▶ JOB: Return only the lines starting at the line that contains "What data populates" and ending with the final line of the listing; include both endpoints.

begin MATERIAL FOR THIS EXERCISE

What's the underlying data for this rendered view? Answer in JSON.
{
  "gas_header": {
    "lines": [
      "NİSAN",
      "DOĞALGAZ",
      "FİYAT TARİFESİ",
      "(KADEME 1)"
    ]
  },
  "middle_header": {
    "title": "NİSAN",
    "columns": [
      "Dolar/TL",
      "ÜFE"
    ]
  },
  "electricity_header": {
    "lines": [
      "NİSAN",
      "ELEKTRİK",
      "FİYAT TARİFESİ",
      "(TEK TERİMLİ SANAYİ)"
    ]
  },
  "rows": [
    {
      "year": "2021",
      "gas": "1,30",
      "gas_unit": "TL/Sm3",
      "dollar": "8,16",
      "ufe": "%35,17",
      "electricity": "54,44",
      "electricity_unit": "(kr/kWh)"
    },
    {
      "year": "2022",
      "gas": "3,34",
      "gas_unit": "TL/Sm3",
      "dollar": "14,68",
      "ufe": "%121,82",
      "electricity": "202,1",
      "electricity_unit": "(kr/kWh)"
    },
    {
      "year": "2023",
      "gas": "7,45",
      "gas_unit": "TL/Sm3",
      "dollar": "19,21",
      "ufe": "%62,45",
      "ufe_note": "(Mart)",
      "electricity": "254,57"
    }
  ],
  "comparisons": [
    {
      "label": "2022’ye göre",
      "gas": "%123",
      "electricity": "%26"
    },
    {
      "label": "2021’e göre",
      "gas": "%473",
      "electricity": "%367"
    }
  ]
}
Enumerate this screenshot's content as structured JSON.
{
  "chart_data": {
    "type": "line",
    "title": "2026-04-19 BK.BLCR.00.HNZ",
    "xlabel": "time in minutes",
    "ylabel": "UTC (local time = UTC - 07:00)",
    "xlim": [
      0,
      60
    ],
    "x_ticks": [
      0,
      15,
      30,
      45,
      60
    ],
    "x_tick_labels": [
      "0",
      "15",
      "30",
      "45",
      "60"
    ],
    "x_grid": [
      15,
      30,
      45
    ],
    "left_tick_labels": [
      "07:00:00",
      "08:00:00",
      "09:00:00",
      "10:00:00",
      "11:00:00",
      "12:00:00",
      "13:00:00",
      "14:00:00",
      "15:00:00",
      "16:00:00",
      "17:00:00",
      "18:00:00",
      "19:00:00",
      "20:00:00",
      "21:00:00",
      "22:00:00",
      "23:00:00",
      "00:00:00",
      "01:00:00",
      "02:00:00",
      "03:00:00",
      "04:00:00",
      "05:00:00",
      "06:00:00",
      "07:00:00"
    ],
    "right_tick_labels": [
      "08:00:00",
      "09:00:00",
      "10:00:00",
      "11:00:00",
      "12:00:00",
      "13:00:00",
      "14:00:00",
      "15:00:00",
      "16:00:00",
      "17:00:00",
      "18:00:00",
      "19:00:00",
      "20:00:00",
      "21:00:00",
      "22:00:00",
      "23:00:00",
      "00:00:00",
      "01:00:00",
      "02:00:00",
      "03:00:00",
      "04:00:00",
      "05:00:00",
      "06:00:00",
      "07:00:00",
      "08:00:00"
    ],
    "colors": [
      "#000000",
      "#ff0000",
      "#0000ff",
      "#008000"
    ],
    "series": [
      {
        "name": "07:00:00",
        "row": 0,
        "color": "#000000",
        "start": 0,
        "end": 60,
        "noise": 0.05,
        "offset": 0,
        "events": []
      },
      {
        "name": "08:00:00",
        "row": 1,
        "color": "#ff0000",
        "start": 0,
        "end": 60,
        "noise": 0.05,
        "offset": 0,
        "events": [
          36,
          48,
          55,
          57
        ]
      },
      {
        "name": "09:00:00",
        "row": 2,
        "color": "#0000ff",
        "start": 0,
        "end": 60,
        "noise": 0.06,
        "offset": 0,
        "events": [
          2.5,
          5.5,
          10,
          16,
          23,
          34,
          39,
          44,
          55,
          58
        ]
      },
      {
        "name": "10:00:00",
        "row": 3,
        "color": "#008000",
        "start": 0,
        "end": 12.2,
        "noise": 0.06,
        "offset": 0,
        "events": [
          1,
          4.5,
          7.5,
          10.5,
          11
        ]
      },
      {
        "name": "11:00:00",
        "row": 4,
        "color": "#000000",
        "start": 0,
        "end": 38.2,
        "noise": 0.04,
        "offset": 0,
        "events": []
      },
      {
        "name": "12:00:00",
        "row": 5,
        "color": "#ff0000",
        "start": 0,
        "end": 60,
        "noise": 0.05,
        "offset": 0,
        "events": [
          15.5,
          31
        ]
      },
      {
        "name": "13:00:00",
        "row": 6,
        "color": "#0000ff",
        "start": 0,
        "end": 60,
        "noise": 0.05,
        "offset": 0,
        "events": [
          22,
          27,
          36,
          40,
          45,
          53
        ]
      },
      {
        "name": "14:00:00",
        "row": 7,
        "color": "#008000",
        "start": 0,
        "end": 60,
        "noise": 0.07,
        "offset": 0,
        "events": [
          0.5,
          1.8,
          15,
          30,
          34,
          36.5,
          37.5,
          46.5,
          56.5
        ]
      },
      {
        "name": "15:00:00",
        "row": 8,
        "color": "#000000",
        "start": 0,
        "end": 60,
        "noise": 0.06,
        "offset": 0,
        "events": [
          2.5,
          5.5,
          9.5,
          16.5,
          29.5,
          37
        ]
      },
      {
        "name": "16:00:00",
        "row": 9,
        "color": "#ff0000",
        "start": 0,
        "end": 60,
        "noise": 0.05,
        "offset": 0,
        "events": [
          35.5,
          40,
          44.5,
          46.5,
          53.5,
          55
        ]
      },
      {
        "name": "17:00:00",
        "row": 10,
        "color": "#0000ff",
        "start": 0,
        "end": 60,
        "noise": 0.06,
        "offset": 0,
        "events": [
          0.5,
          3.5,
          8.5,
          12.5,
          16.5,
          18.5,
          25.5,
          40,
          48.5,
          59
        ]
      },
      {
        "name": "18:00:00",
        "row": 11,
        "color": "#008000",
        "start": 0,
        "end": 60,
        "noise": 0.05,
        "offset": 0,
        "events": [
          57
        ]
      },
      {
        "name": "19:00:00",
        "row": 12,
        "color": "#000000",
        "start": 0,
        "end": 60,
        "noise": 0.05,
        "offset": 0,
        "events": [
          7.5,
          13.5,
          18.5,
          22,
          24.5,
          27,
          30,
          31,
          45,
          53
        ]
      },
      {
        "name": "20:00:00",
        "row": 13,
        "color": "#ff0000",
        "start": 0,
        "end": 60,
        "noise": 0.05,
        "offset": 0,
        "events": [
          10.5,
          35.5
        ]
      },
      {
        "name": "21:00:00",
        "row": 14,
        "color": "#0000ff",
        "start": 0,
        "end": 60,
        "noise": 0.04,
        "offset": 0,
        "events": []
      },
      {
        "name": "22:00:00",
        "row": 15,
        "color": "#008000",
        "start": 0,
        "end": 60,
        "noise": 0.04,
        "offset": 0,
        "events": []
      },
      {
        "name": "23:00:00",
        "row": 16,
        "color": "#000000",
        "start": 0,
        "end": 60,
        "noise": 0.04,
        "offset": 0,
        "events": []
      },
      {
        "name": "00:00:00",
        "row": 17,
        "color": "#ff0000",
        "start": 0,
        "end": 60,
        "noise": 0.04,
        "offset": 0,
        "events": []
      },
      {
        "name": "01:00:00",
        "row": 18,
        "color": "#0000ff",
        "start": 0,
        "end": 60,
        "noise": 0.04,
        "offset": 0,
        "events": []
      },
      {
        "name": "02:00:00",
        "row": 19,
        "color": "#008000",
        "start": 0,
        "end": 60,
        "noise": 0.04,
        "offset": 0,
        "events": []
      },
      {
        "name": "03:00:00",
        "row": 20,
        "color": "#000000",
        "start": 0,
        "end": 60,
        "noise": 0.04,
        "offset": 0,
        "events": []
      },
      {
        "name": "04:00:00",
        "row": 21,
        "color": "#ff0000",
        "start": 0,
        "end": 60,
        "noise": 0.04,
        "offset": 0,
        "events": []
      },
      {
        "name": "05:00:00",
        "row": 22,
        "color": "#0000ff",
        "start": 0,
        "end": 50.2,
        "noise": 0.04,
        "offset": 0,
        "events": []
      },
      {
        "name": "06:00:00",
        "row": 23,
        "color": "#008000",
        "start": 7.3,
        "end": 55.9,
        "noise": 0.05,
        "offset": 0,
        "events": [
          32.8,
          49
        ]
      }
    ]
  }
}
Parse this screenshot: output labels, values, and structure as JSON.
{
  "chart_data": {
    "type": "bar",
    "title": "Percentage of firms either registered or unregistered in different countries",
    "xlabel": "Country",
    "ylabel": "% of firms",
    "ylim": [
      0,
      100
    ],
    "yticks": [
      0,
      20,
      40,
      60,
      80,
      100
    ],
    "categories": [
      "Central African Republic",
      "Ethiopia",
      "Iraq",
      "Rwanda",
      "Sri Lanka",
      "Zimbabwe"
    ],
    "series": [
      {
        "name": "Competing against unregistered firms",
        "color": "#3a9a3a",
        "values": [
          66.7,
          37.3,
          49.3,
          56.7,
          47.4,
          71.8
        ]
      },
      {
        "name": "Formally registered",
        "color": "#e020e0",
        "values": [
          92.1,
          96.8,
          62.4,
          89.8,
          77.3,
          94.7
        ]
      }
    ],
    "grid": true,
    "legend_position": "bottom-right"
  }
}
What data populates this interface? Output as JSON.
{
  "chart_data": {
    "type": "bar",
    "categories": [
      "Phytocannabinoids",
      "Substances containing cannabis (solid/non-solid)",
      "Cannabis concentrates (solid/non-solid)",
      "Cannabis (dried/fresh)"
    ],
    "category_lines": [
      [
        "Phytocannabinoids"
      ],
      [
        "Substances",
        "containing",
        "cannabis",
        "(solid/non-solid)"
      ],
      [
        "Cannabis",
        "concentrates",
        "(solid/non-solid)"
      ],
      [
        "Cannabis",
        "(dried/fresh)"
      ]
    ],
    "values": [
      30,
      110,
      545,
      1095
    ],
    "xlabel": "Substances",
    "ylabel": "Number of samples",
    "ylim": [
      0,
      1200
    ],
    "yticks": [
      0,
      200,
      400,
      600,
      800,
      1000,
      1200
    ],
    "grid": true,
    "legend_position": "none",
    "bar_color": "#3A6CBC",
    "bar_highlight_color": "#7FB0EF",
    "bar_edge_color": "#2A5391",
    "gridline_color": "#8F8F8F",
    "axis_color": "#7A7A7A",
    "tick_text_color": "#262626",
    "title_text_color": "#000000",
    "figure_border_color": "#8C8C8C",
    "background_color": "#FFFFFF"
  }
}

end MATERIAL FOR THIS EXERCISE

▶ ANSWER FOR THIS EXERCISE:
What data populates this interface? Output as JSON.
{
  "chart_data": {
    "type": "bar",
    "categories": [
      "Phytocannabinoids",
      "Substances containing cannabis (solid/non-solid)",
      "Cannabis concentrates (solid/non-solid)",
      "Cannabis (dried/fresh)"
    ],
    "category_lines": [
      [
        "Phytocannabinoids"
      ],
      [
        "Substances",
        "containing",
        "cannabis",
        "(solid/non-solid)"
      ],
      [
        "Cannabis",
        "concentrates",
        "(solid/non-solid)"
      ],
      [
        "Cannabis",
        "(dried/fresh)"
      ]
    ],
    "values": [
      30,
      110,
      545,
      1095
    ],
    "xlabel": "Substances",
    "ylabel": "Number of samples",
    "ylim": [
      0,
      1200
    ],
    "yticks": [
      0,
      200,
      400,
      600,
      800,
      1000,
      1200
    ],
    "grid": true,
    "legend_position": "none",
    "bar_color": "#3A6CBC",
    "bar_highlight_color": "#7FB0EF",
    "bar_edge_color": "#2A5391",
    "gridline_color": "#8F8F8F",
    "axis_color": "#7A7A7A",
    "tick_text_color": "#262626",
    "title_text_color": "#000000",
    "figure_border_color": "#8C8C8C",
    "background_color": "#FFFFFF"
  }
}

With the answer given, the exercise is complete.